# Start of Exercise material

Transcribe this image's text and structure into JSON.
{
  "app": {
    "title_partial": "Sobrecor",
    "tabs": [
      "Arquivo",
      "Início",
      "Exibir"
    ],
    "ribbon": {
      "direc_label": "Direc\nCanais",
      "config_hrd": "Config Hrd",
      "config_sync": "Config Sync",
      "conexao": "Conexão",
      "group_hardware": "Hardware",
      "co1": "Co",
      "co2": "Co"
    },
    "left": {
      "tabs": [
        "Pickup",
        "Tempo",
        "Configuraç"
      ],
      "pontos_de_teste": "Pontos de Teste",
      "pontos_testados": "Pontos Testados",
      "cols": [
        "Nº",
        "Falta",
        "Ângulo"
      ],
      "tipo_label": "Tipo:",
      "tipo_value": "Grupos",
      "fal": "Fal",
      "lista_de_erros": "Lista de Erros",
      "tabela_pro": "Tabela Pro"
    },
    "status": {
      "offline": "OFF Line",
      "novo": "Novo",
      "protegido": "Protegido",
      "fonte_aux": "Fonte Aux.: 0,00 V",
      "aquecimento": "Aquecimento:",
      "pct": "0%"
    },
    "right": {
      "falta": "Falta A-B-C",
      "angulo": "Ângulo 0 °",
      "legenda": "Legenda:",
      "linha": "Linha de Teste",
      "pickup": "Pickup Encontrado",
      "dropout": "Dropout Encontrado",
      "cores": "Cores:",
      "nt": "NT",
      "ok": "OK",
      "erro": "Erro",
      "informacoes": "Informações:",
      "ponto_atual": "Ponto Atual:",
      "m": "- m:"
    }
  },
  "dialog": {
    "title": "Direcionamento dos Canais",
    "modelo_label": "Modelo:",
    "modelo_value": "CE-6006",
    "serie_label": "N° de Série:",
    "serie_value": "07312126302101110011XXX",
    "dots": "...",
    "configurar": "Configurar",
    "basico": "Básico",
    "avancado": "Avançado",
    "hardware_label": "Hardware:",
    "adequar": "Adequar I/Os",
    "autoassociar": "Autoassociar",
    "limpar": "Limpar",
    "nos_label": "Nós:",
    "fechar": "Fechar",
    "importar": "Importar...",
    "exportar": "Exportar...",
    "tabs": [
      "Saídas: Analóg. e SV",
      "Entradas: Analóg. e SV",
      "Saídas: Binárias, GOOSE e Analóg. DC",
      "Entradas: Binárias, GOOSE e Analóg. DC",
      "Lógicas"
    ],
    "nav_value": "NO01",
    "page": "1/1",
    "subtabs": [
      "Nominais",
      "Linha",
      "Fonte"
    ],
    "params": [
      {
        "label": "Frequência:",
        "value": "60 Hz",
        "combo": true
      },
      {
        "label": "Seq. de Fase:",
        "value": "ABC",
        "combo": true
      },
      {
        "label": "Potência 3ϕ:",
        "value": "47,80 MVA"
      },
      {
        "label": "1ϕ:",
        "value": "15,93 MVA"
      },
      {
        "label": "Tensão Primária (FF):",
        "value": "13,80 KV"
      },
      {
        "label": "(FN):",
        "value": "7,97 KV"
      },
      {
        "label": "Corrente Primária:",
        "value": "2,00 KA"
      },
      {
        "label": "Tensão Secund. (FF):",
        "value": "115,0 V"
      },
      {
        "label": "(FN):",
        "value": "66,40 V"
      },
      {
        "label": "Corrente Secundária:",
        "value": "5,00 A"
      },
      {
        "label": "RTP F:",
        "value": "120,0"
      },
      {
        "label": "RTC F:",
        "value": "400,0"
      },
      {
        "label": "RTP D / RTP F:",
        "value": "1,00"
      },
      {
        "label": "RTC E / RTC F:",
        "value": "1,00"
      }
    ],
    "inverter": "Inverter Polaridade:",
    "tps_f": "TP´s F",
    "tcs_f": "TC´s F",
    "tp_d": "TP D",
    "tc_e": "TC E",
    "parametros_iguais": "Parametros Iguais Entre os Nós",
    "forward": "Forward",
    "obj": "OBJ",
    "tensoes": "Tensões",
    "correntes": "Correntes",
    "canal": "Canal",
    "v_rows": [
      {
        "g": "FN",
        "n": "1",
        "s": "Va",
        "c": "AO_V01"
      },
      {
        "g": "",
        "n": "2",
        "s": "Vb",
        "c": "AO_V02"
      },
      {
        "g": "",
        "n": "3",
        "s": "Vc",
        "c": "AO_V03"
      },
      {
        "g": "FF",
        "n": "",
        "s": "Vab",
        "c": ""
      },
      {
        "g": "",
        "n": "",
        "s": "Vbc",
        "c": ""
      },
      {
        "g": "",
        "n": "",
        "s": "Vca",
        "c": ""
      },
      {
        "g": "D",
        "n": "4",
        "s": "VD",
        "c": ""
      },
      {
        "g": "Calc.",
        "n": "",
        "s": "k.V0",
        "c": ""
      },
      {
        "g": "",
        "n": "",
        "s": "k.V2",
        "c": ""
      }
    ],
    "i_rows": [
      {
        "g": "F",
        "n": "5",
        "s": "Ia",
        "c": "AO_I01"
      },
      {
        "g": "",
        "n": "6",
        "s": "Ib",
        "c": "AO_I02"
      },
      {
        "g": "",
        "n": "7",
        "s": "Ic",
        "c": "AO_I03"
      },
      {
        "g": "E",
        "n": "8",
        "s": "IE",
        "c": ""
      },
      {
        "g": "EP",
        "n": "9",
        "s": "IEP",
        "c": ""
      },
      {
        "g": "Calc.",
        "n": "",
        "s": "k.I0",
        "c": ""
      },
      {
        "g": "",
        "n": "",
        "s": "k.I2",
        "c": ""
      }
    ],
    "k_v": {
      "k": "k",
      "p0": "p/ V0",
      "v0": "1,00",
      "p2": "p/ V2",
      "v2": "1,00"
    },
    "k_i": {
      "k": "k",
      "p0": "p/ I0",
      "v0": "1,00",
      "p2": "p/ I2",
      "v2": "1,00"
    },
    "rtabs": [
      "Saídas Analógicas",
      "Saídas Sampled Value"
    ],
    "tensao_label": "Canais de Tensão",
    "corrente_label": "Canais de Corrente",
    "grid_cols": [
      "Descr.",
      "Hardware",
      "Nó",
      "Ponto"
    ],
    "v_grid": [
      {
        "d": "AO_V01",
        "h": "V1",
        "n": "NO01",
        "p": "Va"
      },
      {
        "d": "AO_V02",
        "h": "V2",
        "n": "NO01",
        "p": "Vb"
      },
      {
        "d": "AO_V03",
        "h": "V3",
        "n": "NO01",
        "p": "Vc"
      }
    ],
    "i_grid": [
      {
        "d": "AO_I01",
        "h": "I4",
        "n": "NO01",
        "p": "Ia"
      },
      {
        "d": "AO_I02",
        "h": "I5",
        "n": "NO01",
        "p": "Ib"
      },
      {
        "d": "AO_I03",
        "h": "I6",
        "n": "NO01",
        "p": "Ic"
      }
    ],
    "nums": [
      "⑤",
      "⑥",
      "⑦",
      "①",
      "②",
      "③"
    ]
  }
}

# End of Exercise material

Go through the material above and copy each line that has the word "Entradas".

      "Entradas: Analóg. e SV",
      "Entradas: Binárias, GOOSE e Analóg. DC",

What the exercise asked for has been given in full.